● GIVEN ENTRIES
[start]

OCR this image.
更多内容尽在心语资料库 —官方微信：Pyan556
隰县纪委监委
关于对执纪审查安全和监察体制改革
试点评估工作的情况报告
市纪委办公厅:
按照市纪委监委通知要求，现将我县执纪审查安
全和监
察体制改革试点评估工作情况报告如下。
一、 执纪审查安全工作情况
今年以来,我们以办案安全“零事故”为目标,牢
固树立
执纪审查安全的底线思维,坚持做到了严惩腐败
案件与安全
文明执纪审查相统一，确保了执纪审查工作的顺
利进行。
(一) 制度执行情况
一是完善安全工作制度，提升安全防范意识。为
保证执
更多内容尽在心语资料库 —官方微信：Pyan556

[end]
[start]

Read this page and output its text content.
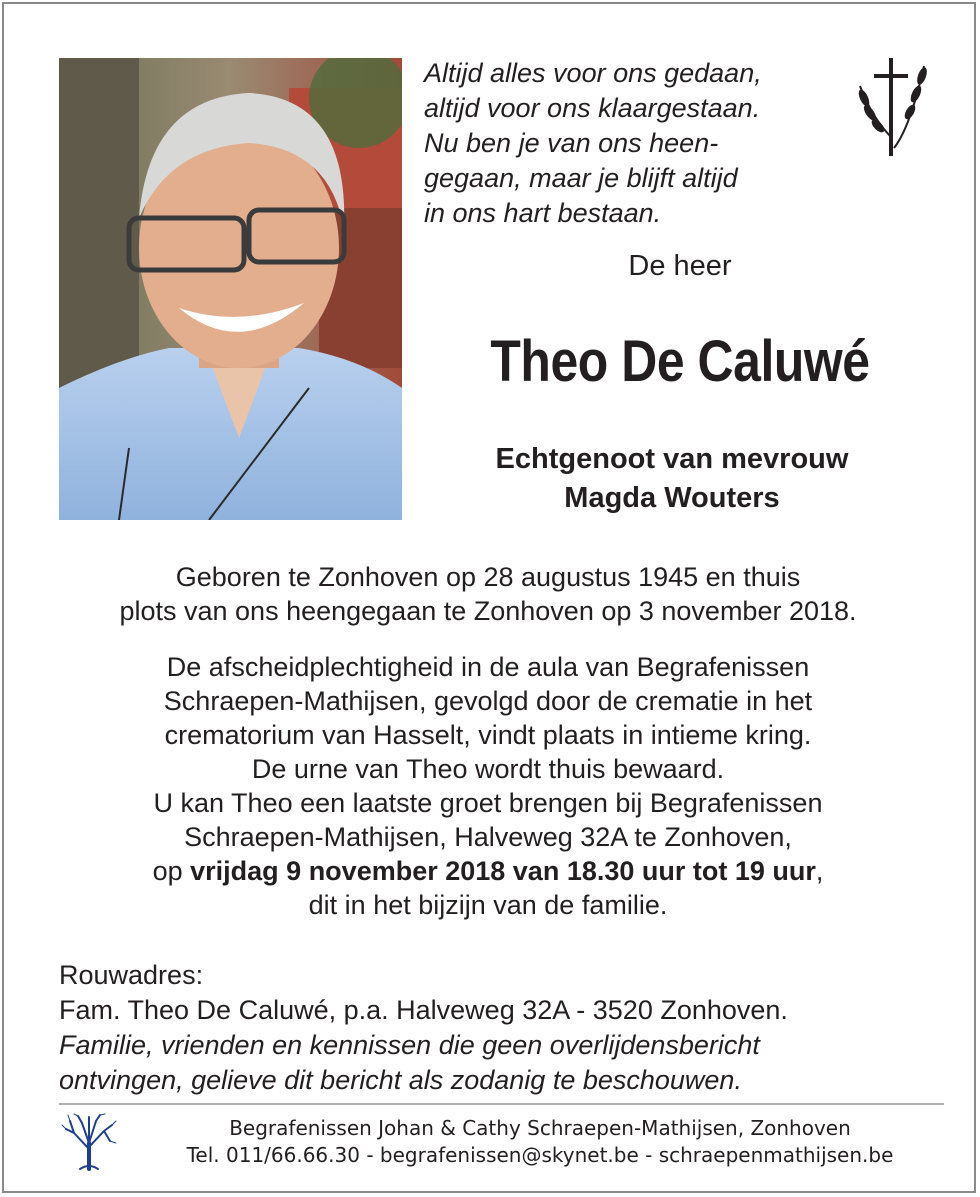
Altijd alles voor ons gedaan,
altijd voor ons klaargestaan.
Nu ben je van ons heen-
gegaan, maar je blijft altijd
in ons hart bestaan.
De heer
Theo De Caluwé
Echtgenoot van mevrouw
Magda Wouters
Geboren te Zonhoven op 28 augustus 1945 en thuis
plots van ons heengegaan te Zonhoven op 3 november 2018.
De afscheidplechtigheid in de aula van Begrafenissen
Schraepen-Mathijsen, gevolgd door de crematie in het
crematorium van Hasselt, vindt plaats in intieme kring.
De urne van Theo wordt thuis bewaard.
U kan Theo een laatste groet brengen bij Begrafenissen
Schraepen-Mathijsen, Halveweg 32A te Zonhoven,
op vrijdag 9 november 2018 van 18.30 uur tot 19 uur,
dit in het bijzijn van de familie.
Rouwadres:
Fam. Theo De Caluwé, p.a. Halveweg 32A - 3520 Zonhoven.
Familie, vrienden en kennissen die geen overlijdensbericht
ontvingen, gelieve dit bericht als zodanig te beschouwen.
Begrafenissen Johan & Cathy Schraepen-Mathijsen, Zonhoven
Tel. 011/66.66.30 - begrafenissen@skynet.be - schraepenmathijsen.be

[end]
[start]

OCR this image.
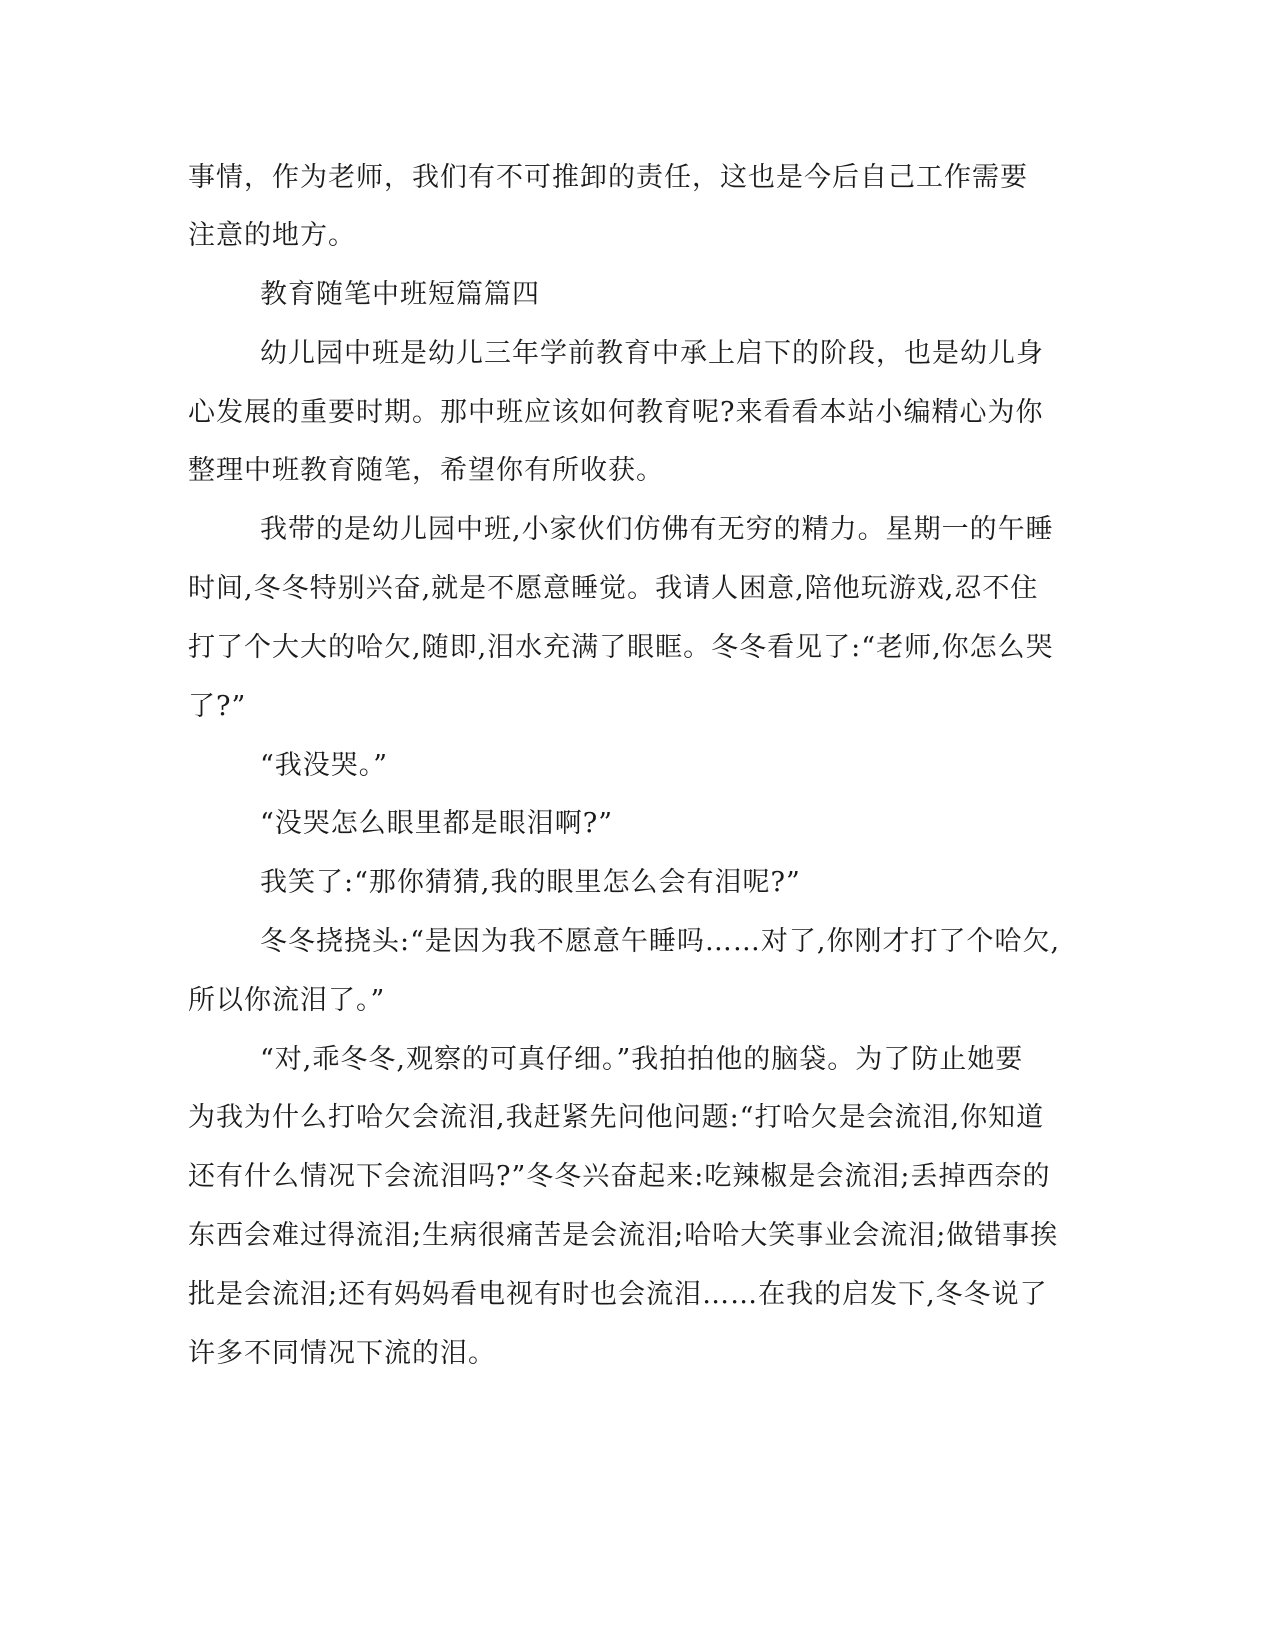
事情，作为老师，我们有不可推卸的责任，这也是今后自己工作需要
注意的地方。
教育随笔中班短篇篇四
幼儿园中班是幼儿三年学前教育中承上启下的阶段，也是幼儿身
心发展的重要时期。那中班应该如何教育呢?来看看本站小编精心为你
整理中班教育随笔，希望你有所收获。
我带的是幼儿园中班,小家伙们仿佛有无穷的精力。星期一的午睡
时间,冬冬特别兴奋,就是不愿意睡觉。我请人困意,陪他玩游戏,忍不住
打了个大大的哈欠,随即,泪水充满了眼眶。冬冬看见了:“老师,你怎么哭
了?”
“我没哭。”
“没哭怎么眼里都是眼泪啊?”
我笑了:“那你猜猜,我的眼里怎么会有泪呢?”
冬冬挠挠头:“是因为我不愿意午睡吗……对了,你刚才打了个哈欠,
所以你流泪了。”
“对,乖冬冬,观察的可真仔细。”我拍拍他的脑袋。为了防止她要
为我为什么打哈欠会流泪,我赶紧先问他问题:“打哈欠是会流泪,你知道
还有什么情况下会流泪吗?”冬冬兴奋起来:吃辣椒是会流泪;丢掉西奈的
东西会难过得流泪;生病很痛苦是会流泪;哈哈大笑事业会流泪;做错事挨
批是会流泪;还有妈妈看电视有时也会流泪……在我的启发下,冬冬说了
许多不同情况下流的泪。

[end]

Gather each line of the listing that holds the string "Theo".

Theo De Caluwé
De urne van Theo wordt thuis bewaard.
U kan Theo een laatste groet brengen bij Begrafenissen
Fam. Theo De Caluwé, p.a. Halveweg 32A - 3520 Zonhoven.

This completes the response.